Text section: Begin
Yeah. I've been running in midair for a while now. I think I need one of those signs that I can hold up that says "Yipe!", because I've just had that cathartic moment of looking down - and now, hey, check it out, I'm plummeting downward. Boom.
After
I climb out of this Coyote-shaped... err, fox-shaped hole in the ground
and get rid of all these stars floating around my head (hey, is that Makoto I see in one of them?), I'll write a little more on why I think these idols have
managed to have such an effect on me. It probably won't be anything
groundbreaking, but I think it'll be a good thought exercise, at
least. Possibly it will carry some much-needed therapeutic value. Ooh, damn, I feel dizzy. Why won't these stars go away? No, no, Makoto, I'm OK! It's all right! Go be with Yossie! You two are such a perfect coup-- *faints*
Comments
I regret not having this post at my disposal late in 2006, when my idol problem began to mushroom out of control. You see, I am terminal, to the point of actually going to Japan this next week, into the vortex, like a doomed moth drawn inextricably to an incinerating flame. I note that, though it is too late for me, you seem to have a handle on your diagnosis (charts and all) and you therefore have a fighting chance to get through this crisis with at least an outside chance at recover. Not so with me. Goodbye sweet world.
Text section: End
Recorded data: Begin
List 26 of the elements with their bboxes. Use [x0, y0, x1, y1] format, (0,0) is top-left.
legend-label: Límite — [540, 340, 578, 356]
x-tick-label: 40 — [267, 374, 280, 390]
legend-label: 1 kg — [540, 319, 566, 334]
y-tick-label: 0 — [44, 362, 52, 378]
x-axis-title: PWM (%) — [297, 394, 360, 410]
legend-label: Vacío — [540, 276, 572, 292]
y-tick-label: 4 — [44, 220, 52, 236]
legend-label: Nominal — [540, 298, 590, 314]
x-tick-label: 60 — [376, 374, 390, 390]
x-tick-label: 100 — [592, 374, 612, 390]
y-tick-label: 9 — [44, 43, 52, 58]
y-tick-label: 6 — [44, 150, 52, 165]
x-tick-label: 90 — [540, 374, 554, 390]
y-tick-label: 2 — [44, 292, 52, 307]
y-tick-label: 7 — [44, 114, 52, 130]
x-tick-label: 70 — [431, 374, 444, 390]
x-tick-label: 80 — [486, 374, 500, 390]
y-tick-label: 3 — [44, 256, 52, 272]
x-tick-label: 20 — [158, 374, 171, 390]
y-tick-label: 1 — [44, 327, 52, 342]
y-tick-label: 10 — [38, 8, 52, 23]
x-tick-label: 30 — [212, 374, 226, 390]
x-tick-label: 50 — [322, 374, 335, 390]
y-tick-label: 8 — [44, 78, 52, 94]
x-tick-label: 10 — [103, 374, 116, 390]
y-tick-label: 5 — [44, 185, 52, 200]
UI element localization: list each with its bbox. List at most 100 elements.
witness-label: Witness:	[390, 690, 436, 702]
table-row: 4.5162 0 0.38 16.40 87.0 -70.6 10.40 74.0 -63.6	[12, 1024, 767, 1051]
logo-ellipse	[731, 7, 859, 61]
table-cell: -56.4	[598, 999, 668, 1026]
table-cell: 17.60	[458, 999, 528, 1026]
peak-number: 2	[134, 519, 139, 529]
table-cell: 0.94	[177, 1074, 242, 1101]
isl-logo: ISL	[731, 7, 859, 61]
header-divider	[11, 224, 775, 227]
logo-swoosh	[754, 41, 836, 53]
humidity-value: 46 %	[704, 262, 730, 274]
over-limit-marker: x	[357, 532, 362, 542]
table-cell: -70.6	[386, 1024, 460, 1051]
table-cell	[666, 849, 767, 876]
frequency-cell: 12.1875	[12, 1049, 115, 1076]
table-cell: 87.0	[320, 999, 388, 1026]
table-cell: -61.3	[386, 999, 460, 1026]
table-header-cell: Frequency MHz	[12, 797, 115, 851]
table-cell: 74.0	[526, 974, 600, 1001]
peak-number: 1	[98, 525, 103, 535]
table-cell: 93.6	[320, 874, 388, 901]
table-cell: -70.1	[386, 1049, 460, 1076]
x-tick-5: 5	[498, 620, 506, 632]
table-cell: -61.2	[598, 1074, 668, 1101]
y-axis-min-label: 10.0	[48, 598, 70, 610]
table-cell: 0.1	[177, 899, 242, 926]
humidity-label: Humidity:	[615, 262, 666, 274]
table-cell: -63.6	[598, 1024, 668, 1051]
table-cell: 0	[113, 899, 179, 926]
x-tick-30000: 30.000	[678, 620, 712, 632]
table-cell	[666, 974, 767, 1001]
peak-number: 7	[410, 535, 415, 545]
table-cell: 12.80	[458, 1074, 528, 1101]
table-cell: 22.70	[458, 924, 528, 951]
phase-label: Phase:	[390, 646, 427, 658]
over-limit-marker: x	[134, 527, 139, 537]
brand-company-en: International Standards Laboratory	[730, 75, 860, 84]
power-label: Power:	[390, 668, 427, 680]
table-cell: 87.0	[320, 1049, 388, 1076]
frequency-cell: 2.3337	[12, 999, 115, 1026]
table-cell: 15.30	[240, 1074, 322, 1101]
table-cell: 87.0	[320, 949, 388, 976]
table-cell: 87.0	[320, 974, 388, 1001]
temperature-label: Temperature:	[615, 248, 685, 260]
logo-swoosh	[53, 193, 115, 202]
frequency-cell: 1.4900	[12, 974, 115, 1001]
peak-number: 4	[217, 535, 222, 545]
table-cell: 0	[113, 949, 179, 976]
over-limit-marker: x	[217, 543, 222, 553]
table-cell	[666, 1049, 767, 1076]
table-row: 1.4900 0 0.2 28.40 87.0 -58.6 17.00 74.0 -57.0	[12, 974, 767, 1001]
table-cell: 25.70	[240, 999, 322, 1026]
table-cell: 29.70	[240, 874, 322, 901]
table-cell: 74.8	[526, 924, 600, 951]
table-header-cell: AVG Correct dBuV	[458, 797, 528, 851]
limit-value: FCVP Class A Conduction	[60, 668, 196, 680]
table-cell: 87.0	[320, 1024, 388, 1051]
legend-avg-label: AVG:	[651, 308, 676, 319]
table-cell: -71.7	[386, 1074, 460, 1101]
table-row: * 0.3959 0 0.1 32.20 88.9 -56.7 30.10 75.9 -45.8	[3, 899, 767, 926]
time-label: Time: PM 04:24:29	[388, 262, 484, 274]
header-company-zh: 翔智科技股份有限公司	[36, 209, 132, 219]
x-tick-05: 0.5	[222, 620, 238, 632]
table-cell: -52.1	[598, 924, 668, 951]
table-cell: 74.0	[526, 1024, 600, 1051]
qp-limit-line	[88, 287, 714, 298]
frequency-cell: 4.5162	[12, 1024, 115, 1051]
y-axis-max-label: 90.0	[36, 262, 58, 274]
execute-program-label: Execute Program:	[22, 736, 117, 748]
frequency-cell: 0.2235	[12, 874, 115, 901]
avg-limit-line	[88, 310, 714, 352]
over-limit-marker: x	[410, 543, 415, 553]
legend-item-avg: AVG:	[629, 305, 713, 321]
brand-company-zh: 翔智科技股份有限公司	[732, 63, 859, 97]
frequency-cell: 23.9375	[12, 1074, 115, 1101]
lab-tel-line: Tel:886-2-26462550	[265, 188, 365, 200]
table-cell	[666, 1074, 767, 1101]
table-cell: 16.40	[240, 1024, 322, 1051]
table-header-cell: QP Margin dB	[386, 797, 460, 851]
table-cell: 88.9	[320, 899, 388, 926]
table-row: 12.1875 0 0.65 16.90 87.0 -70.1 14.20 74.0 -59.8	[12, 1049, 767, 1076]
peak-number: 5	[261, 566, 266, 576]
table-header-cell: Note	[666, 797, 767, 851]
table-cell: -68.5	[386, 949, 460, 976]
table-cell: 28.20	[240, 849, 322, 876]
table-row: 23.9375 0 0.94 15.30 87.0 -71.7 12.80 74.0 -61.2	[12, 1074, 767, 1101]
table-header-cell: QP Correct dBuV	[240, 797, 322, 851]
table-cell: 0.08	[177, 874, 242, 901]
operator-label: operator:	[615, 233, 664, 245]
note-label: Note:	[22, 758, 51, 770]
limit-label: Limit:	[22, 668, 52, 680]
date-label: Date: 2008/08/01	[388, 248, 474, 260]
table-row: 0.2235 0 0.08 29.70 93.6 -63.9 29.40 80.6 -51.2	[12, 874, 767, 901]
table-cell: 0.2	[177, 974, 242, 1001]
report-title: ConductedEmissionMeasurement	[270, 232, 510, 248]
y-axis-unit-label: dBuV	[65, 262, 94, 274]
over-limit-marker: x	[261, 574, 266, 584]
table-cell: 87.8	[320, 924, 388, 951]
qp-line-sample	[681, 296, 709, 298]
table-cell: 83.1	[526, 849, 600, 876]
Recorded data: End
How to complete this task.
In the post about idols, what does the writer want the sign to say? This does not draw on the data at all.

Final answer.
"Yipe!"